### What is needed
Scan the data below for the string "subtitle". Show every line where it turns up.

[Records from a data collection]
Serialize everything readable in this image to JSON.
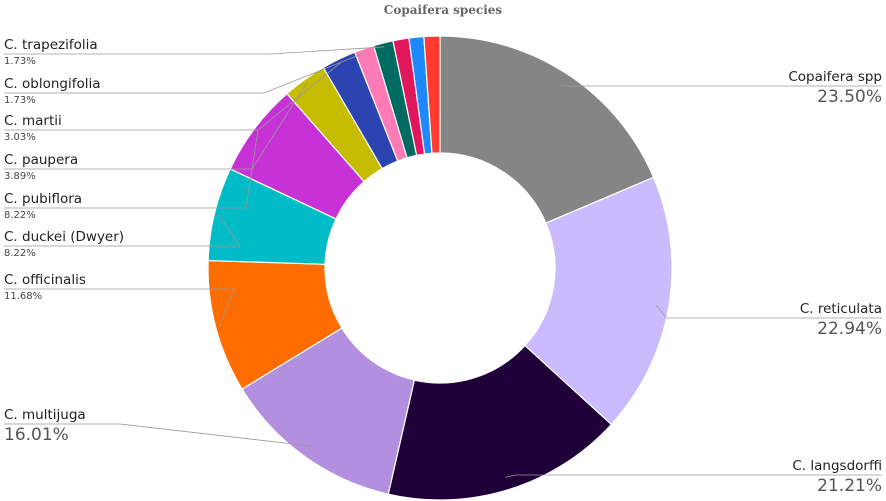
{
  "chart_data": {
    "type": "pie",
    "title": "Copaifera species",
    "slices": [
      {
        "label": "Copaifera spp",
        "value": 23.5,
        "value_label": "23.50%",
        "color": "#858585"
      },
      {
        "label": "C. reticulata",
        "value": 22.94,
        "value_label": "22.94%",
        "color": "#c9bbfd"
      },
      {
        "label": "C. langsdorffi",
        "value": 21.21,
        "value_label": "21.21%",
        "color": "#1f0038"
      },
      {
        "label": "C. multijuga",
        "value": 16.01,
        "value_label": "16.01%",
        "color": "#b28fdf"
      },
      {
        "label": "C. officinalis",
        "value": 11.68,
        "value_label": "11.68%",
        "color": "#ff6d00"
      },
      {
        "label": "C. duckei (Dwyer)",
        "value": 8.22,
        "value_label": "8.22%",
        "color": "#00bcc6"
      },
      {
        "label": "C. pubiflora",
        "value": 8.22,
        "value_label": "8.22%",
        "color": "#c632d6"
      },
      {
        "label": "C. paupera",
        "value": 3.89,
        "value_label": "3.89%",
        "color": "#c6bc00"
      },
      {
        "label": "C. martii",
        "value": 3.03,
        "value_label": "3.03%",
        "color": "#2b44b2"
      },
      {
        "label": "C. oblongifolia",
        "value": 1.73,
        "value_label": "1.73%",
        "color": "#ff7bb8"
      },
      {
        "label": "C. trapezifolia",
        "value": 1.73,
        "value_label": "1.73%",
        "color": "#006b61"
      },
      {
        "label": "",
        "value": 1.4,
        "value_label": "",
        "color": "#e0175d"
      },
      {
        "label": "",
        "value": 1.3,
        "value_label": "",
        "color": "#1e88ff"
      },
      {
        "label": "",
        "value": 1.4,
        "value_label": "",
        "color": "#ff3a30"
      }
    ],
    "legend": "none",
    "donut": true
  }
}
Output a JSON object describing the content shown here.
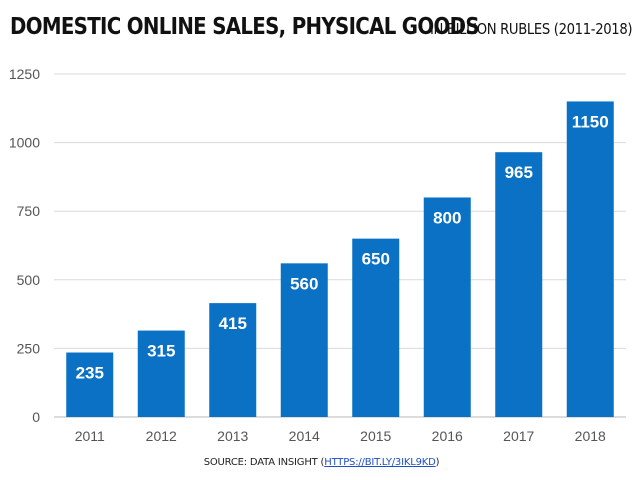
{
  "header": {
    "title": "DOMESTIC ONLINE SALES, PHYSICAL GOODS",
    "subtitle": "IN BILLION RUBLES (2011-2018)"
  },
  "footer": {
    "source_prefix": "SOURCE: DATA INSIGHT (",
    "source_link": "HTTPS://BIT.LY/3IKL9KD",
    "source_suffix": ")"
  },
  "colors": {
    "bar": "#0a71c4",
    "bar_label": "#ffffff",
    "grid": "#d9d9d9",
    "tick_text": "#555555"
  },
  "chart_data": {
    "type": "bar",
    "title": "DOMESTIC ONLINE SALES, PHYSICAL GOODS",
    "subtitle": "IN BILLION RUBLES (2011-2018)",
    "categories": [
      "2011",
      "2012",
      "2013",
      "2014",
      "2015",
      "2016",
      "2017",
      "2018"
    ],
    "values": [
      235,
      315,
      415,
      560,
      650,
      800,
      965,
      1150
    ],
    "data_labels": [
      "235",
      "315",
      "415",
      "560",
      "650",
      "800",
      "965",
      "1150"
    ],
    "xlabel": "",
    "ylabel": "",
    "ylim": [
      0,
      1250
    ],
    "yticks": [
      0,
      250,
      500,
      750,
      1000,
      1250
    ],
    "ytick_labels": [
      "0",
      "250",
      "500",
      "750",
      "1000",
      "1250"
    ],
    "grid": true,
    "legend": "none"
  }
}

### Expected output
    "subtitle": "IN BILLION RUBLES (2011-2018)"
    "subtitle": "IN BILLION RUBLES (2011-2018)",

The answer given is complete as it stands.